Material to process:
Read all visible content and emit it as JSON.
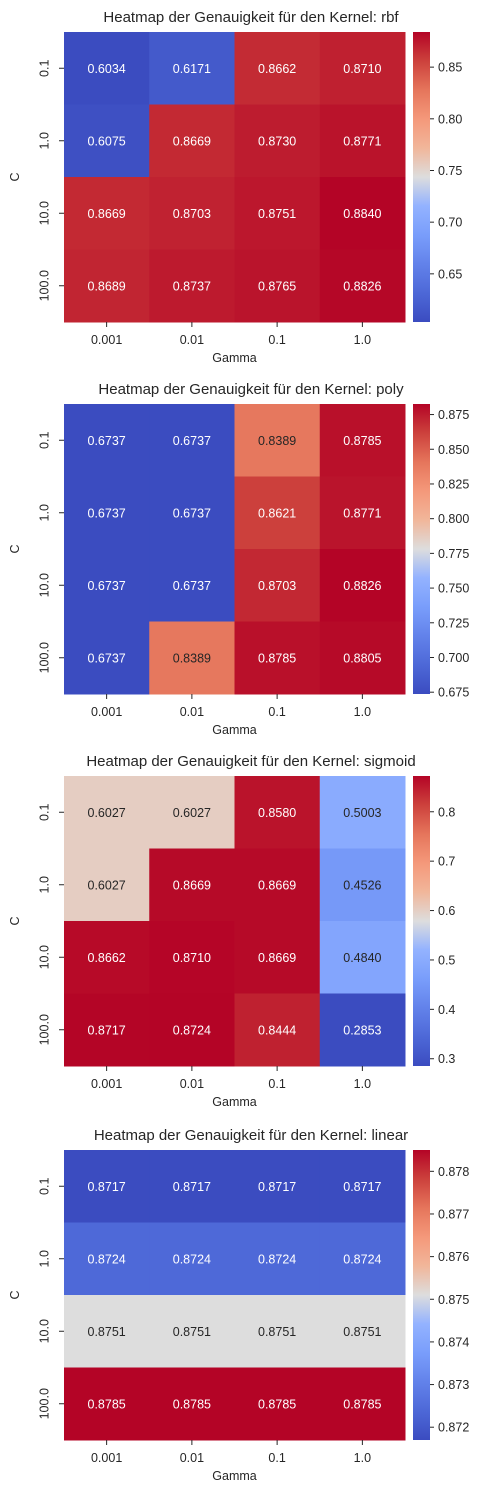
{
  "colors": {
    "cold": "#3b4cc0",
    "neutral": "#dddddd",
    "hot": "#b40426",
    "text_dark": "#262626",
    "text_light": "#ffffff",
    "colormap": "coolwarm"
  },
  "chart_data": [
    {
      "type": "heatmap",
      "title": "Heatmap der Genauigkeit für den Kernel: rbf",
      "xlabel": "Gamma",
      "ylabel": "C",
      "x_categories": [
        "0.001",
        "0.01",
        "0.1",
        "1.0"
      ],
      "y_categories": [
        "0.1",
        "1.0",
        "10.0",
        "100.0"
      ],
      "values": [
        [
          0.6034,
          0.6171,
          0.8662,
          0.871
        ],
        [
          0.6075,
          0.8669,
          0.873,
          0.8771
        ],
        [
          0.8669,
          0.8703,
          0.8751,
          0.884
        ],
        [
          0.8689,
          0.8737,
          0.8765,
          0.8826
        ]
      ],
      "colorbar": {
        "range": [
          0.6034,
          0.884
        ],
        "ticks": [
          0.65,
          0.7,
          0.75,
          0.8,
          0.85
        ],
        "tick_labels": [
          "0.65",
          "0.70",
          "0.75",
          "0.80",
          "0.85"
        ]
      }
    },
    {
      "type": "heatmap",
      "title": "Heatmap der Genauigkeit für den Kernel: poly",
      "xlabel": "Gamma",
      "ylabel": "C",
      "x_categories": [
        "0.001",
        "0.01",
        "0.1",
        "1.0"
      ],
      "y_categories": [
        "0.1",
        "1.0",
        "10.0",
        "100.0"
      ],
      "values": [
        [
          0.6737,
          0.6737,
          0.8389,
          0.8785
        ],
        [
          0.6737,
          0.6737,
          0.8621,
          0.8771
        ],
        [
          0.6737,
          0.6737,
          0.8703,
          0.8826
        ],
        [
          0.6737,
          0.8389,
          0.8785,
          0.8805
        ]
      ],
      "colorbar": {
        "range": [
          0.6737,
          0.8826
        ],
        "ticks": [
          0.675,
          0.7,
          0.725,
          0.75,
          0.775,
          0.8,
          0.825,
          0.85,
          0.875
        ],
        "tick_labels": [
          "0.675",
          "0.700",
          "0.725",
          "0.750",
          "0.775",
          "0.800",
          "0.825",
          "0.850",
          "0.875"
        ]
      }
    },
    {
      "type": "heatmap",
      "title": "Heatmap der Genauigkeit für den Kernel: sigmoid",
      "xlabel": "Gamma",
      "ylabel": "C",
      "x_categories": [
        "0.001",
        "0.01",
        "0.1",
        "1.0"
      ],
      "y_categories": [
        "0.1",
        "1.0",
        "10.0",
        "100.0"
      ],
      "values": [
        [
          0.6027,
          0.6027,
          0.858,
          0.5003
        ],
        [
          0.6027,
          0.8669,
          0.8669,
          0.4526
        ],
        [
          0.8662,
          0.871,
          0.8669,
          0.484
        ],
        [
          0.8717,
          0.8724,
          0.8444,
          0.2853
        ]
      ],
      "colorbar": {
        "range": [
          0.2853,
          0.8724
        ],
        "ticks": [
          0.3,
          0.4,
          0.5,
          0.6,
          0.7,
          0.8
        ],
        "tick_labels": [
          "0.3",
          "0.4",
          "0.5",
          "0.6",
          "0.7",
          "0.8"
        ]
      }
    },
    {
      "type": "heatmap",
      "title": "Heatmap der Genauigkeit für den Kernel: linear",
      "xlabel": "Gamma",
      "ylabel": "C",
      "x_categories": [
        "0.001",
        "0.01",
        "0.1",
        "1.0"
      ],
      "y_categories": [
        "0.1",
        "1.0",
        "10.0",
        "100.0"
      ],
      "values": [
        [
          0.8717,
          0.8717,
          0.8717,
          0.8717
        ],
        [
          0.8724,
          0.8724,
          0.8724,
          0.8724
        ],
        [
          0.8751,
          0.8751,
          0.8751,
          0.8751
        ],
        [
          0.8785,
          0.8785,
          0.8785,
          0.8785
        ]
      ],
      "colorbar": {
        "range": [
          0.8717,
          0.8785
        ],
        "ticks": [
          0.872,
          0.873,
          0.874,
          0.875,
          0.876,
          0.877,
          0.878
        ],
        "tick_labels": [
          "0.872",
          "0.873",
          "0.874",
          "0.875",
          "0.876",
          "0.877",
          "0.878"
        ]
      }
    }
  ]
}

Stated task: Copy out every line of the data that includes the word "Kernel".

Response to the task:
      "title": "Heatmap der Genauigkeit für den Kernel: rbf",
      "title": "Heatmap der Genauigkeit für den Kernel: poly",
      "title": "Heatmap der Genauigkeit für den Kernel: sigmoid",
      "title": "Heatmap der Genauigkeit für den Kernel: linear",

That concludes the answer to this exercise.